Exercise:
Reproduce the listing below verbatim.

>>>

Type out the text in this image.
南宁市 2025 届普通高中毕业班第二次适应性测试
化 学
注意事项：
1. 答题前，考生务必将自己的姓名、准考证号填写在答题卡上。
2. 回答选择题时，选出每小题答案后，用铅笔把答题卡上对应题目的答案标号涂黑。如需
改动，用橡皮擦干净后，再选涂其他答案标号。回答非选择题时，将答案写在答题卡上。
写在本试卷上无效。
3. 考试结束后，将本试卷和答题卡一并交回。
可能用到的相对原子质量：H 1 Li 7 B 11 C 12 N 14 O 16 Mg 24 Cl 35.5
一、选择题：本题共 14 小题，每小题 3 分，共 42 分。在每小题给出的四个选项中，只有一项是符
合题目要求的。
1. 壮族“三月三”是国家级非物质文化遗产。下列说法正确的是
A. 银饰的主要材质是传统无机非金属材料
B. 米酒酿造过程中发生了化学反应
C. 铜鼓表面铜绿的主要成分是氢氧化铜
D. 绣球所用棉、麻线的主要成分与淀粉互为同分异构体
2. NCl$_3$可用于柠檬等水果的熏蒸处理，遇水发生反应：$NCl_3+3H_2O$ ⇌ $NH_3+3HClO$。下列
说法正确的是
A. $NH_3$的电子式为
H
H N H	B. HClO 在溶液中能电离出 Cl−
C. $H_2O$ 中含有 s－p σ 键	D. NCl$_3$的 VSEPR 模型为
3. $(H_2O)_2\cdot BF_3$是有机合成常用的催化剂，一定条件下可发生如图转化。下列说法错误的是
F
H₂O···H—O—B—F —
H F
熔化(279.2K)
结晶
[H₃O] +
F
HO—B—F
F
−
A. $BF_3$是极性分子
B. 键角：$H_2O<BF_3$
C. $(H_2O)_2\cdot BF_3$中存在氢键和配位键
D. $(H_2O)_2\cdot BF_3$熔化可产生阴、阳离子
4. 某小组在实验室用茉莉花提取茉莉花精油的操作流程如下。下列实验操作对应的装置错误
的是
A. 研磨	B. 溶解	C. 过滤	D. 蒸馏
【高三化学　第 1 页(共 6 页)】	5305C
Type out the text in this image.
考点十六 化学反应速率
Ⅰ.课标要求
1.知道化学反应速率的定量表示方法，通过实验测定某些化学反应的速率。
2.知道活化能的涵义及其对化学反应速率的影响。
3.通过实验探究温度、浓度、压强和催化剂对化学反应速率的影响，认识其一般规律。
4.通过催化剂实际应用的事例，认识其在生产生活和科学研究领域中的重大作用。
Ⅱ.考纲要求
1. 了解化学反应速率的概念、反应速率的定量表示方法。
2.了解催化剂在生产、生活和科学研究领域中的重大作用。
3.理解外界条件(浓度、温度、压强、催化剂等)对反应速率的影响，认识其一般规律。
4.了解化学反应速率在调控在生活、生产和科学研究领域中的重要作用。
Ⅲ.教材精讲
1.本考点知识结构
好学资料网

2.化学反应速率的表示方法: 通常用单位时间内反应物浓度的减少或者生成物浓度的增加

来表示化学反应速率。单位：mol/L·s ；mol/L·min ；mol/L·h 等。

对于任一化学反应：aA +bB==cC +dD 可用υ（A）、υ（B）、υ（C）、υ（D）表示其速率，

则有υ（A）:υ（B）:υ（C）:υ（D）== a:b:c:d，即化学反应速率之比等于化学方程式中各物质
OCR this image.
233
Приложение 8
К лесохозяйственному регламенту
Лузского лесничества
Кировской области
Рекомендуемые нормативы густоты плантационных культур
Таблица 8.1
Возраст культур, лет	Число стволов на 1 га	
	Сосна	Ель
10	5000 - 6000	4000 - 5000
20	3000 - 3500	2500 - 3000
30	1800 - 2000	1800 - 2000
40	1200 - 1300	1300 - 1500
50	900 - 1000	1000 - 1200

<<<

Exercise answer:
Type out the text in this image.
南宁市 2025 届普通高中毕业班第二次适应性测试
化 学
注意事项：
1. 答题前，考生务必将自己的姓名、准考证号填写在答题卡上。
2. 回答选择题时，选出每小题答案后，用铅笔把答题卡上对应题目的答案标号涂黑。如需
改动，用橡皮擦干净后，再选涂其他答案标号。回答非选择题时，将答案写在答题卡上。
写在本试卷上无效。
3. 考试结束后，将本试卷和答题卡一并交回。
可能用到的相对原子质量：H 1 Li 7 B 11 C 12 N 14 O 16 Mg 24 Cl 35.5
一、选择题：本题共 14 小题，每小题 3 分，共 42 分。在每小题给出的四个选项中，只有一项是符
合题目要求的。
1. 壮族“三月三”是国家级非物质文化遗产。下列说法正确的是
A. 银饰的主要材质是传统无机非金属材料
B. 米酒酿造过程中发生了化学反应
C. 铜鼓表面铜绿的主要成分是氢氧化铜
D. 绣球所用棉、麻线的主要成分与淀粉互为同分异构体
2. NCl$_3$可用于柠檬等水果的熏蒸处理，遇水发生反应：$NCl_3+3H_2O$ ⇌ $NH_3+3HClO$。下列
说法正确的是
A. $NH_3$的电子式为
H
H N H	B. HClO 在溶液中能电离出 Cl−
C. $H_2O$ 中含有 s－p σ 键	D. NCl$_3$的 VSEPR 模型为
3. $(H_2O)_2\cdot BF_3$是有机合成常用的催化剂，一定条件下可发生如图转化。下列说法错误的是
F
H₂O···H—O—B—F —
H F
熔化(279.2K)
结晶
[H₃O] +
F
HO—B—F
F
−
A. $BF_3$是极性分子
B. 键角：$H_2O<BF_3$
C. $(H_2O)_2\cdot BF_3$中存在氢键和配位键
D. $(H_2O)_2\cdot BF_3$熔化可产生阴、阳离子
4. 某小组在实验室用茉莉花提取茉莉花精油的操作流程如下。下列实验操作对应的装置错误
的是
A. 研磨	B. 溶解	C. 过滤	D. 蒸馏
【高三化学　第 1 页(共 6 页)】	5305C
Type out the text in this image.
考点十六 化学反应速率
Ⅰ.课标要求
1.知道化学反应速率的定量表示方法，通过实验测定某些化学反应的速率。
2.知道活化能的涵义及其对化学反应速率的影响。
3.通过实验探究温度、浓度、压强和催化剂对化学反应速率的影响，认识其一般规律。
4.通过催化剂实际应用的事例，认识其在生产生活和科学研究领域中的重大作用。
Ⅱ.考纲要求
1. 了解化学反应速率的概念、反应速率的定量表示方法。
2.了解催化剂在生产、生活和科学研究领域中的重大作用。
3.理解外界条件(浓度、温度、压强、催化剂等)对反应速率的影响，认识其一般规律。
4.了解化学反应速率在调控在生活、生产和科学研究领域中的重要作用。
Ⅲ.教材精讲
1.本考点知识结构
好学资料网

2.化学反应速率的表示方法: 通常用单位时间内反应物浓度的减少或者生成物浓度的增加

来表示化学反应速率。单位：mol/L·s ；mol/L·min ；mol/L·h 等。

对于任一化学反应：aA +bB==cC +dD 可用υ（A）、υ（B）、υ（C）、υ（D）表示其速率，

则有υ（A）:υ（B）:υ（C）:υ（D）== a:b:c:d，即化学反应速率之比等于化学方程式中各物质
OCR this image.
233
Приложение 8
К лесохозяйственному регламенту
Лузского лесничества
Кировской области
Рекомендуемые нормативы густоты плантационных культур
Таблица 8.1
Возраст культур, лет	Число стволов на 1 га	
	Сосна	Ель
10	5000 - 6000	4000 - 5000
20	3000 - 3500	2500 - 3000
30	1800 - 2000	1800 - 2000
40	1200 - 1300	1300 - 1500
50	900 - 1000	1000 - 1200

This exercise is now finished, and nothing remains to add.